### Records to process

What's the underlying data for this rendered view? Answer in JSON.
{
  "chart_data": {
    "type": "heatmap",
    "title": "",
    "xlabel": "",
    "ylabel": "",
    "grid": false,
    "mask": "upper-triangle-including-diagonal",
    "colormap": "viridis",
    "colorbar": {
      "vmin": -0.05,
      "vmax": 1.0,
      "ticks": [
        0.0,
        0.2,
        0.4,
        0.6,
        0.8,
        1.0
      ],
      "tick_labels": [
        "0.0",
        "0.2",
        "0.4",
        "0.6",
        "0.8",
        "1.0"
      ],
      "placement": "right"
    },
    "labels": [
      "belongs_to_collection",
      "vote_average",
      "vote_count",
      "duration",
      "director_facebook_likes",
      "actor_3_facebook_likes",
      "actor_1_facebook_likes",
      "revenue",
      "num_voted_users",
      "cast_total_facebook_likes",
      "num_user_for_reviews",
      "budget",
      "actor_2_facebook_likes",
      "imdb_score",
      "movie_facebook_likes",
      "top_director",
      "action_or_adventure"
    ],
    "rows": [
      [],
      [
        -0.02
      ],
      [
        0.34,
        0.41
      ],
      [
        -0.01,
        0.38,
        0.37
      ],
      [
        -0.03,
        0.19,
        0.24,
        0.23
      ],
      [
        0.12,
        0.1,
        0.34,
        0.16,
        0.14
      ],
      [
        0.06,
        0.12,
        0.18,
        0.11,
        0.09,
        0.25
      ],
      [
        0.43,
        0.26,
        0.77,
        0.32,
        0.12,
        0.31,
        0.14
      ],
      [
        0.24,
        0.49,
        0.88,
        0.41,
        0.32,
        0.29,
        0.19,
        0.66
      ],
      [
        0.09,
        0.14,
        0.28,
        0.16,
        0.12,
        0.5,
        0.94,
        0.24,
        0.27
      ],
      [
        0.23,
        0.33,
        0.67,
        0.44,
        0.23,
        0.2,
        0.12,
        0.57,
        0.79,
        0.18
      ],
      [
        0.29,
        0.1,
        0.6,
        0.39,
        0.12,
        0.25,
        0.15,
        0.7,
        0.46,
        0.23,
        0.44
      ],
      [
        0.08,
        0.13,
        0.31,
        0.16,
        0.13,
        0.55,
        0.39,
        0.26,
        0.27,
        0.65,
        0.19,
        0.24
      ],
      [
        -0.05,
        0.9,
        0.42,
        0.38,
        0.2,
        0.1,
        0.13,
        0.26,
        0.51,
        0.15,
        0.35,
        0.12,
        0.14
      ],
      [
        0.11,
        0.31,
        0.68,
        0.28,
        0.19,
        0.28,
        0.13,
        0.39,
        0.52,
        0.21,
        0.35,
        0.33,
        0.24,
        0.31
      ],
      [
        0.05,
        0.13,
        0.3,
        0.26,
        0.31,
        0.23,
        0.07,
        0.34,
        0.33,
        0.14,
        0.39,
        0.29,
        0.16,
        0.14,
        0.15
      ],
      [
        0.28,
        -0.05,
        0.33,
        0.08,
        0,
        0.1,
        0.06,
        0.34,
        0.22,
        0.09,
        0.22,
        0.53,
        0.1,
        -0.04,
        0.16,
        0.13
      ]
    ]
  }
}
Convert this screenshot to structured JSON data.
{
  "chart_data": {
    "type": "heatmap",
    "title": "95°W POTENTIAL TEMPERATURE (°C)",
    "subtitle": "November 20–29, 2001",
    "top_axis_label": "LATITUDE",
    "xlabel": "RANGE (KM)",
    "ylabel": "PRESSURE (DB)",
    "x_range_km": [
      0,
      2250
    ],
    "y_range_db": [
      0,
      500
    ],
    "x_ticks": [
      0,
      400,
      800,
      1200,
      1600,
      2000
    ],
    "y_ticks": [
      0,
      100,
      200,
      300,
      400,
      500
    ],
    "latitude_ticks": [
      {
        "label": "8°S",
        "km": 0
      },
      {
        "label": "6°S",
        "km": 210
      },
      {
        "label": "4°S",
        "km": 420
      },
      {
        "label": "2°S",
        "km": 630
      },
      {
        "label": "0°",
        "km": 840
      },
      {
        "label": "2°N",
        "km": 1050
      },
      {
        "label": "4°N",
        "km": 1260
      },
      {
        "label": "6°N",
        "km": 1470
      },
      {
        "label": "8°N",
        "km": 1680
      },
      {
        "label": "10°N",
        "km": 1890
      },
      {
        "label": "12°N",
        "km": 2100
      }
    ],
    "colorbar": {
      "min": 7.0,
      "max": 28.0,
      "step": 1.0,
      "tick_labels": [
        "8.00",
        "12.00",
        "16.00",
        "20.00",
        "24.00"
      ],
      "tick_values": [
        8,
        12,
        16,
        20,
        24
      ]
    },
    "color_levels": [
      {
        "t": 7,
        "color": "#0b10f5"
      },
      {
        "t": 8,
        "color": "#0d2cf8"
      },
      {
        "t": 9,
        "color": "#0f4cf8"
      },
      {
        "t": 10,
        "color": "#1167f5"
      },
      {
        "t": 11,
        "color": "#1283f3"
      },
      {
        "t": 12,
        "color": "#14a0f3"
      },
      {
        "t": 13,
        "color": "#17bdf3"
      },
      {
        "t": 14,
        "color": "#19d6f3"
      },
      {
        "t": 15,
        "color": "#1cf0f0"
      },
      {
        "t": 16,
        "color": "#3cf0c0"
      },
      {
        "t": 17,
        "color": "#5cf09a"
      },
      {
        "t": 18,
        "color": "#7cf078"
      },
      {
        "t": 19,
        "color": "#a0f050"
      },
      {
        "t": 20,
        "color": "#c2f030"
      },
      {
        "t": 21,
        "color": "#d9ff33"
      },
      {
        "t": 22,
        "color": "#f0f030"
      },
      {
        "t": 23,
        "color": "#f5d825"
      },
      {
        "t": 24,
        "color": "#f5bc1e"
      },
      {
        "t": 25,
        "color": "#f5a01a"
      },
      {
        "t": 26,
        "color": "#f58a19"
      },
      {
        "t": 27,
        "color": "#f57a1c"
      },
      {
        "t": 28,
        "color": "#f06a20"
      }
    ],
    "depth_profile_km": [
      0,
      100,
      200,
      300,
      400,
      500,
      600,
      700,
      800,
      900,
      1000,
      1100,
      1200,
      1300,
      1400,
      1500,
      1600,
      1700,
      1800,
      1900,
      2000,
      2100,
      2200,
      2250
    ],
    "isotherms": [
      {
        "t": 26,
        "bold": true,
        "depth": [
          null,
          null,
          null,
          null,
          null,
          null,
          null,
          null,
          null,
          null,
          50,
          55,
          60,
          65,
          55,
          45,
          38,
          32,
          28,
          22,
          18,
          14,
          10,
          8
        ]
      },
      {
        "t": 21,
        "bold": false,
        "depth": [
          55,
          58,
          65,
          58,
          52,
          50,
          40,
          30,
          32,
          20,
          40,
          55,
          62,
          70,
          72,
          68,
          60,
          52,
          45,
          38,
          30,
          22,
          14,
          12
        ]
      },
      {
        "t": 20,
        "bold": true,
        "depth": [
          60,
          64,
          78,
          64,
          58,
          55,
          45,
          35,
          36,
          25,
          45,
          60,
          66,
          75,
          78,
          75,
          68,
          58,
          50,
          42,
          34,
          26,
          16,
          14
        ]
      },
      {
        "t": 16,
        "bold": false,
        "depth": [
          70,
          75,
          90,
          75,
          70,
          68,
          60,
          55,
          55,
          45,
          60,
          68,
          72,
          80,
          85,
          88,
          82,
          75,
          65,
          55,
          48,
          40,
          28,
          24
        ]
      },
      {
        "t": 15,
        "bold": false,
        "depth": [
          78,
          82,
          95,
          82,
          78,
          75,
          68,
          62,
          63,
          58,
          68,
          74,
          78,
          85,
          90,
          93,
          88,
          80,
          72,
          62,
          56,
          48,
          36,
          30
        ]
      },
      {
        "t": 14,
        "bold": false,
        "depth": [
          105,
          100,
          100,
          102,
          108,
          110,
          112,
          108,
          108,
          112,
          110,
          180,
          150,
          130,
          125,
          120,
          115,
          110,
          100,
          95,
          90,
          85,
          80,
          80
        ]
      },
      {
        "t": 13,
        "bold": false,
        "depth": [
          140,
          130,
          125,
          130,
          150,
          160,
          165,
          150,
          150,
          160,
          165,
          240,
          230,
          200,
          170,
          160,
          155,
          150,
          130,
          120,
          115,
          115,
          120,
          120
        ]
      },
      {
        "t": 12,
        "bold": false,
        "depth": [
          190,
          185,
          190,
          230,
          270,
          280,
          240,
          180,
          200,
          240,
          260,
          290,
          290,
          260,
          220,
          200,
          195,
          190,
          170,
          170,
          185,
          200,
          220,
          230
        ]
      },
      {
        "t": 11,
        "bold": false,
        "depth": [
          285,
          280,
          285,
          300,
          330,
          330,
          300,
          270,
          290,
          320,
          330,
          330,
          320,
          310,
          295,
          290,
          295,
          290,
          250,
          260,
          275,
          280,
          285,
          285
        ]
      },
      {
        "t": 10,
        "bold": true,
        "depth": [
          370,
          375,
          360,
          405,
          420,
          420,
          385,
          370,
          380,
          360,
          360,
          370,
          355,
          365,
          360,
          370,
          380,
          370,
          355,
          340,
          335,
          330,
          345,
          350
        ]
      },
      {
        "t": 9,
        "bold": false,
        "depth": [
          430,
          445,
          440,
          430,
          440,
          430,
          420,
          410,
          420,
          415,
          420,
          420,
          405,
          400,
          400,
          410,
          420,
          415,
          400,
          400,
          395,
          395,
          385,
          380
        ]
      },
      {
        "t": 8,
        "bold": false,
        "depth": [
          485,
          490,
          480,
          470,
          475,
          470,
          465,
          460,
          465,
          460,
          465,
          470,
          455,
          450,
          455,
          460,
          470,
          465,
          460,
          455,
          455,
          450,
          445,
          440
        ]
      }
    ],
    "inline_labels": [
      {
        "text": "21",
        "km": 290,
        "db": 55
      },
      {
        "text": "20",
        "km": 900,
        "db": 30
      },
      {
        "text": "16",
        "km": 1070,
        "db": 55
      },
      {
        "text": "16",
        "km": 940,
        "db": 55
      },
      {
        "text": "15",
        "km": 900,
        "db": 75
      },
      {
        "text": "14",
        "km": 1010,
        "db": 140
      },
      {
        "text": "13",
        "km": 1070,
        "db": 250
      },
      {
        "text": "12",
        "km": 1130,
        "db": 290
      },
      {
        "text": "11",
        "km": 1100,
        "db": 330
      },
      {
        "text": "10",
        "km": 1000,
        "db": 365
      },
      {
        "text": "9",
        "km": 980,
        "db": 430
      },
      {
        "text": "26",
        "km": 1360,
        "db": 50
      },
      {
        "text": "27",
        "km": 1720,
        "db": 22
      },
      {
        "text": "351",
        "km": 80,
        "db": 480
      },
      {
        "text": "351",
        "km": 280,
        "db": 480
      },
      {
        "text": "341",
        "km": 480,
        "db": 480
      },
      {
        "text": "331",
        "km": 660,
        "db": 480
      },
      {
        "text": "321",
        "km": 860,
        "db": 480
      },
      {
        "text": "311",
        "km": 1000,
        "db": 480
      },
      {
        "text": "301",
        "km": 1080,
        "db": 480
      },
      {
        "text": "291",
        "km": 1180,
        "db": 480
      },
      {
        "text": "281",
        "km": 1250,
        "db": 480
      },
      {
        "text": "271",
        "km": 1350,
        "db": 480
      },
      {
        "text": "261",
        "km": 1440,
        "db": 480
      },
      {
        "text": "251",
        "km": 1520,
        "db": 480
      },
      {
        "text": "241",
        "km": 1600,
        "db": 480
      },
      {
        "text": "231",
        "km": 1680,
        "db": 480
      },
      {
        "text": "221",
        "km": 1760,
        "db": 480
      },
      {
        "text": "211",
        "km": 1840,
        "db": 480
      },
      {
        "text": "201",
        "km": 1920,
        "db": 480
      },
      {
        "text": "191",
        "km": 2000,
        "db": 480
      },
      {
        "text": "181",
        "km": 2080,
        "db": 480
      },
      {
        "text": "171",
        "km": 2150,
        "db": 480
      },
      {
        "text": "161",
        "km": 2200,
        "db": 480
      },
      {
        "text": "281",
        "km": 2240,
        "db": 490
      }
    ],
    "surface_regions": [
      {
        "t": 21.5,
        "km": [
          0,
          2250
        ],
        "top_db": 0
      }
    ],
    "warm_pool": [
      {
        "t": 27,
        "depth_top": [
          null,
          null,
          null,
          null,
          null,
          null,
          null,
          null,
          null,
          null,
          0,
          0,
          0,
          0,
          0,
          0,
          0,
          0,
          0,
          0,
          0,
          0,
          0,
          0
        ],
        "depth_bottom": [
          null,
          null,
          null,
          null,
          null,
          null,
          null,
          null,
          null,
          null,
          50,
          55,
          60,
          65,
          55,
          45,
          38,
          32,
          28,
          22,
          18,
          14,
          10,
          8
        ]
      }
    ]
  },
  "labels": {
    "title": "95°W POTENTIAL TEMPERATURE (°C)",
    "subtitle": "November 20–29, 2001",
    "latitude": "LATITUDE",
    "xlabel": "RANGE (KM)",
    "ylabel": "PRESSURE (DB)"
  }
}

######

### What needs to be done
Pick out all lines from the data above in which the word "PRESSURE" appears.

### Solution below
    "ylabel": "PRESSURE (DB)",
    "ylabel": "PRESSURE (DB)"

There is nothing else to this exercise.